— Do this —
Repeat the material exactly, leaving nothing out.
====== Provided material
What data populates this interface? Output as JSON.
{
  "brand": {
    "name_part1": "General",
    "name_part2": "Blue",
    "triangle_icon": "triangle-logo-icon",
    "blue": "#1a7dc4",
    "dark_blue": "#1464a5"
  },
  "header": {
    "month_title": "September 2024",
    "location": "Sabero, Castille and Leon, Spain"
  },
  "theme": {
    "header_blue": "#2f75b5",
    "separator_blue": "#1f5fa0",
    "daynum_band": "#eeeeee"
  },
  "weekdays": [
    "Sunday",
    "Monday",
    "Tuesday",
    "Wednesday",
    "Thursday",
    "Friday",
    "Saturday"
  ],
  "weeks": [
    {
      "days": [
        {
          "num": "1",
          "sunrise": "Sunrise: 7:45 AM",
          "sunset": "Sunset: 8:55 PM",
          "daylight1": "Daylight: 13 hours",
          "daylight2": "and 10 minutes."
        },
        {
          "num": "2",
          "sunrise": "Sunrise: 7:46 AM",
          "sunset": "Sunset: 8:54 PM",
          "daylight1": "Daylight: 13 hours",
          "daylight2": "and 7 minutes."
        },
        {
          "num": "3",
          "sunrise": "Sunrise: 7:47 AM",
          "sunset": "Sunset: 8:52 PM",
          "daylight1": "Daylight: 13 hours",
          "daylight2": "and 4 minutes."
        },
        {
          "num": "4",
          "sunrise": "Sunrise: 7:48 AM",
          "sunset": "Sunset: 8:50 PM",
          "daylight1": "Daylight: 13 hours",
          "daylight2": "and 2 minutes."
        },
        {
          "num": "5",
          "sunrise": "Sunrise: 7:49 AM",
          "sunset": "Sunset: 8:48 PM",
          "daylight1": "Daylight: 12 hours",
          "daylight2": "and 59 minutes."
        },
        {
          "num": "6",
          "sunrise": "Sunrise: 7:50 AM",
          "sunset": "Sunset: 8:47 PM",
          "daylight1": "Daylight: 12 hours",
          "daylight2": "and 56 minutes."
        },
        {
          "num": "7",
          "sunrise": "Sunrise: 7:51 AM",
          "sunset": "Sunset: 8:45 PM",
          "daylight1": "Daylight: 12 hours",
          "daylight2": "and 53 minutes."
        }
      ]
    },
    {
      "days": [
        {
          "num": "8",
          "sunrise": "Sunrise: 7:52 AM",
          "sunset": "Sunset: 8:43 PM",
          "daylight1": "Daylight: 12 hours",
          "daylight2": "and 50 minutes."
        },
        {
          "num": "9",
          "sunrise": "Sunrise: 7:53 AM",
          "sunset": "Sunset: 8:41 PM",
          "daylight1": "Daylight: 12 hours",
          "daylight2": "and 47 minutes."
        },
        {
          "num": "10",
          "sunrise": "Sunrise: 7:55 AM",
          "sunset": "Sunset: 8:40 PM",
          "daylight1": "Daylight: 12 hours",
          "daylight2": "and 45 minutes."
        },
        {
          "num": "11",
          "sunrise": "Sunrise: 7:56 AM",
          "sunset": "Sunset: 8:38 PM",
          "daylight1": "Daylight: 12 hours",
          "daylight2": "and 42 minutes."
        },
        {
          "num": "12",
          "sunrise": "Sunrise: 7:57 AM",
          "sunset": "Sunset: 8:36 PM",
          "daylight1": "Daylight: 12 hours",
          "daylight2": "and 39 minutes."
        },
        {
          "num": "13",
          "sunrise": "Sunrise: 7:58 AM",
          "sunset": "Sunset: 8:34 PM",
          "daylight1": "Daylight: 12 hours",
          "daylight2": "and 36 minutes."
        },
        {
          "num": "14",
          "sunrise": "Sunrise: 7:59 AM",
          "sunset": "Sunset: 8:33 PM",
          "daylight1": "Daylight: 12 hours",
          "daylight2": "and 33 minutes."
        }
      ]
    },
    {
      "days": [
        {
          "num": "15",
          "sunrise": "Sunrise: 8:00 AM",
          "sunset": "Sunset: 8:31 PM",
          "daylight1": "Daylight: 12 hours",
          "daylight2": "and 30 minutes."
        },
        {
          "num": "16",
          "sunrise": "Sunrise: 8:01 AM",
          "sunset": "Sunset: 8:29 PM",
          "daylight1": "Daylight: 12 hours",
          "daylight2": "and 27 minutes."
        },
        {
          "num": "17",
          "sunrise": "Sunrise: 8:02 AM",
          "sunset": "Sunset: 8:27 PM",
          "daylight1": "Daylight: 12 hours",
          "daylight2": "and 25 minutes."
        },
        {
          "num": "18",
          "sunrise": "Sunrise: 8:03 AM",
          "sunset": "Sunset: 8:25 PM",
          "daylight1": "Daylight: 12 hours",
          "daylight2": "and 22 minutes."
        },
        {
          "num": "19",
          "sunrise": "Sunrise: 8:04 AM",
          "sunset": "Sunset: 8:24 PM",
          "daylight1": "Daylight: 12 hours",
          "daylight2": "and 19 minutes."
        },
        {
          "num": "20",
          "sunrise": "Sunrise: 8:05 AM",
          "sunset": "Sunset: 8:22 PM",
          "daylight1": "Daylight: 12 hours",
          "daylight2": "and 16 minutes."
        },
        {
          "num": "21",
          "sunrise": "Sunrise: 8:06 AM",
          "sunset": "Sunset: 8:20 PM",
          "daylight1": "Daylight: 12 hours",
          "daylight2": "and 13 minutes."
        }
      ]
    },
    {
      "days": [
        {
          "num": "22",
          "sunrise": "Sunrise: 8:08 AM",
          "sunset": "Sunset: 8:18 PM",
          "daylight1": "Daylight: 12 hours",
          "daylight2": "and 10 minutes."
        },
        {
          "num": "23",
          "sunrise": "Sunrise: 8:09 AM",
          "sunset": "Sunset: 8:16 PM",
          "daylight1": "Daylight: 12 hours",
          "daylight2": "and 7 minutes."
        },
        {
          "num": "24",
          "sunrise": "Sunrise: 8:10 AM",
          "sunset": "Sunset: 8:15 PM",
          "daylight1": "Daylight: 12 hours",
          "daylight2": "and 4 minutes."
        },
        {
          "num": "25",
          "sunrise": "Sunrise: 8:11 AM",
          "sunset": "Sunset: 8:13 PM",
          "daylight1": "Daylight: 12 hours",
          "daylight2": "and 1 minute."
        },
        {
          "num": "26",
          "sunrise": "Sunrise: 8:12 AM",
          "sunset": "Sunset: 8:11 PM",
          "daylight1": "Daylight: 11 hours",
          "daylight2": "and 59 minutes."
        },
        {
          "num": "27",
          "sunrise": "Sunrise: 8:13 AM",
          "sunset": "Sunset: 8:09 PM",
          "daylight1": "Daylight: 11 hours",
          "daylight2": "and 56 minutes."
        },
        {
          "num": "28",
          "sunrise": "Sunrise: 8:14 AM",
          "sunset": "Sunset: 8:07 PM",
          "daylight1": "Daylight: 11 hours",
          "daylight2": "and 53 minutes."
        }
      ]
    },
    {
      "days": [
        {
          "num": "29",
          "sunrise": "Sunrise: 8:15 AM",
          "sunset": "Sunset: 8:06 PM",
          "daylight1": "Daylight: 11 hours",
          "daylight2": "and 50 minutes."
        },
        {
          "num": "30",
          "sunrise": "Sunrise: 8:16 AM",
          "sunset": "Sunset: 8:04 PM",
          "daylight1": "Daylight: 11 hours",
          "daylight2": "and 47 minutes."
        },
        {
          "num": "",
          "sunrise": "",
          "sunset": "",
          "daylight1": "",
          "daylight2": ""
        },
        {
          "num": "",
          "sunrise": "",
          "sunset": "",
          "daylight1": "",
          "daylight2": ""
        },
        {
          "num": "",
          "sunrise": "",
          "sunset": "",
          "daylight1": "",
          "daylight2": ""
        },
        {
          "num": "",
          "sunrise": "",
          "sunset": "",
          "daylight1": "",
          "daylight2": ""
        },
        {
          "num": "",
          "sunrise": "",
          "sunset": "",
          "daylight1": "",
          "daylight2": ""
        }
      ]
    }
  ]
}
============
— Output of the exercise —
What data populates this interface? Output as JSON.
{
  "brand": {
    "name_part1": "General",
    "name_part2": "Blue",
    "triangle_icon": "triangle-logo-icon",
    "blue": "#1a7dc4",
    "dark_blue": "#1464a5"
  },
  "header": {
    "month_title": "September 2024",
    "location": "Sabero, Castille and Leon, Spain"
  },
  "theme": {
    "header_blue": "#2f75b5",
    "separator_blue": "#1f5fa0",
    "daynum_band": "#eeeeee"
  },
  "weekdays": [
    "Sunday",
    "Monday",
    "Tuesday",
    "Wednesday",
    "Thursday",
    "Friday",
    "Saturday"
  ],
  "weeks": [
    {
      "days": [
        {
          "num": "1",
          "sunrise": "Sunrise: 7:45 AM",
          "sunset": "Sunset: 8:55 PM",
          "daylight1": "Daylight: 13 hours",
          "daylight2": "and 10 minutes."
        },
        {
          "num": "2",
          "sunrise": "Sunrise: 7:46 AM",
          "sunset": "Sunset: 8:54 PM",
          "daylight1": "Daylight: 13 hours",
          "daylight2": "and 7 minutes."
        },
        {
          "num": "3",
          "sunrise": "Sunrise: 7:47 AM",
          "sunset": "Sunset: 8:52 PM",
          "daylight1": "Daylight: 13 hours",
          "daylight2": "and 4 minutes."
        },
        {
          "num": "4",
          "sunrise": "Sunrise: 7:48 AM",
          "sunset": "Sunset: 8:50 PM",
          "daylight1": "Daylight: 13 hours",
          "daylight2": "and 2 minutes."
        },
        {
          "num": "5",
          "sunrise": "Sunrise: 7:49 AM",
          "sunset": "Sunset: 8:48 PM",
          "daylight1": "Daylight: 12 hours",
          "daylight2": "and 59 minutes."
        },
        {
          "num": "6",
          "sunrise": "Sunrise: 7:50 AM",
          "sunset": "Sunset: 8:47 PM",
          "daylight1": "Daylight: 12 hours",
          "daylight2": "and 56 minutes."
        },
        {
          "num": "7",
          "sunrise": "Sunrise: 7:51 AM",
          "sunset": "Sunset: 8:45 PM",
          "daylight1": "Daylight: 12 hours",
          "daylight2": "and 53 minutes."
        }
      ]
    },
    {
      "days": [
        {
          "num": "8",
          "sunrise": "Sunrise: 7:52 AM",
          "sunset": "Sunset: 8:43 PM",
          "daylight1": "Daylight: 12 hours",
          "daylight2": "and 50 minutes."
        },
        {
          "num": "9",
          "sunrise": "Sunrise: 7:53 AM",
          "sunset": "Sunset: 8:41 PM",
          "daylight1": "Daylight: 12 hours",
          "daylight2": "and 47 minutes."
        },
        {
          "num": "10",
          "sunrise": "Sunrise: 7:55 AM",
          "sunset": "Sunset: 8:40 PM",
          "daylight1": "Daylight: 12 hours",
          "daylight2": "and 45 minutes."
        },
        {
          "num": "11",
          "sunrise": "Sunrise: 7:56 AM",
          "sunset": "Sunset: 8:38 PM",
          "daylight1": "Daylight: 12 hours",
          "daylight2": "and 42 minutes."
        },
        {
          "num": "12",
          "sunrise": "Sunrise: 7:57 AM",
          "sunset": "Sunset: 8:36 PM",
          "daylight1": "Daylight: 12 hours",
          "daylight2": "and 39 minutes."
        },
        {
          "num": "13",
          "sunrise": "Sunrise: 7:58 AM",
          "sunset": "Sunset: 8:34 PM",
          "daylight1": "Daylight: 12 hours",
          "daylight2": "and 36 minutes."
        },
        {
          "num": "14",
          "sunrise": "Sunrise: 7:59 AM",
          "sunset": "Sunset: 8:33 PM",
          "daylight1": "Daylight: 12 hours",
          "daylight2": "and 33 minutes."
        }
      ]
    },
    {
      "days": [
        {
          "num": "15",
          "sunrise": "Sunrise: 8:00 AM",
          "sunset": "Sunset: 8:31 PM",
          "daylight1": "Daylight: 12 hours",
          "daylight2": "and 30 minutes."
        },
        {
          "num": "16",
          "sunrise": "Sunrise: 8:01 AM",
          "sunset": "Sunset: 8:29 PM",
          "daylight1": "Daylight: 12 hours",
          "daylight2": "and 27 minutes."
        },
        {
          "num": "17",
          "sunrise": "Sunrise: 8:02 AM",
          "sunset": "Sunset: 8:27 PM",
          "daylight1": "Daylight: 12 hours",
          "daylight2": "and 25 minutes."
        },
        {
          "num": "18",
          "sunrise": "Sunrise: 8:03 AM",
          "sunset": "Sunset: 8:25 PM",
          "daylight1": "Daylight: 12 hours",
          "daylight2": "and 22 minutes."
        },
        {
          "num": "19",
          "sunrise": "Sunrise: 8:04 AM",
          "sunset": "Sunset: 8:24 PM",
          "daylight1": "Daylight: 12 hours",
          "daylight2": "and 19 minutes."
        },
        {
          "num": "20",
          "sunrise": "Sunrise: 8:05 AM",
          "sunset": "Sunset: 8:22 PM",
          "daylight1": "Daylight: 12 hours",
          "daylight2": "and 16 minutes."
        },
        {
          "num": "21",
          "sunrise": "Sunrise: 8:06 AM",
          "sunset": "Sunset: 8:20 PM",
          "daylight1": "Daylight: 12 hours",
          "daylight2": "and 13 minutes."
        }
      ]
    },
    {
      "days": [
        {
          "num": "22",
          "sunrise": "Sunrise: 8:08 AM",
          "sunset": "Sunset: 8:18 PM",
          "daylight1": "Daylight: 12 hours",
          "daylight2": "and 10 minutes."
        },
        {
          "num": "23",
          "sunrise": "Sunrise: 8:09 AM",
          "sunset": "Sunset: 8:16 PM",
          "daylight1": "Daylight: 12 hours",
          "daylight2": "and 7 minutes."
        },
        {
          "num": "24",
          "sunrise": "Sunrise: 8:10 AM",
          "sunset": "Sunset: 8:15 PM",
          "daylight1": "Daylight: 12 hours",
          "daylight2": "and 4 minutes."
        },
        {
          "num": "25",
          "sunrise": "Sunrise: 8:11 AM",
          "sunset": "Sunset: 8:13 PM",
          "daylight1": "Daylight: 12 hours",
          "daylight2": "and 1 minute."
        },
        {
          "num": "26",
          "sunrise": "Sunrise: 8:12 AM",
          "sunset": "Sunset: 8:11 PM",
          "daylight1": "Daylight: 11 hours",
          "daylight2": "and 59 minutes."
        },
        {
          "num": "27",
          "sunrise": "Sunrise: 8:13 AM",
          "sunset": "Sunset: 8:09 PM",
          "daylight1": "Daylight: 11 hours",
          "daylight2": "and 56 minutes."
        },
        {
          "num": "28",
          "sunrise": "Sunrise: 8:14 AM",
          "sunset": "Sunset: 8:07 PM",
          "daylight1": "Daylight: 11 hours",
          "daylight2": "and 53 minutes."
        }
      ]
    },
    {
      "days": [
        {
          "num": "29",
          "sunrise": "Sunrise: 8:15 AM",
          "sunset": "Sunset: 8:06 PM",
          "daylight1": "Daylight: 11 hours",
          "daylight2": "and 50 minutes."
        },
        {
          "num": "30",
          "sunrise": "Sunrise: 8:16 AM",
          "sunset": "Sunset: 8:04 PM",
          "daylight1": "Daylight: 11 hours",
          "daylight2": "and 47 minutes."
        },
        {
          "num": "",
          "sunrise": "",
          "sunset": "",
          "daylight1": "",
          "daylight2": ""
        },
        {
          "num": "",
          "sunrise": "",
          "sunset": "",
          "daylight1": "",
          "daylight2": ""
        },
        {
          "num": "",
          "sunrise": "",
          "sunset": "",
          "daylight1": "",
          "daylight2": ""
        },
        {
          "num": "",
          "sunrise": "",
          "sunset": "",
          "daylight1": "",
          "daylight2": ""
        },
        {
          "num": "",
          "sunrise": "",
          "sunset": "",
          "daylight1": "",
          "daylight2": ""
        }
      ]
    }
  ]
}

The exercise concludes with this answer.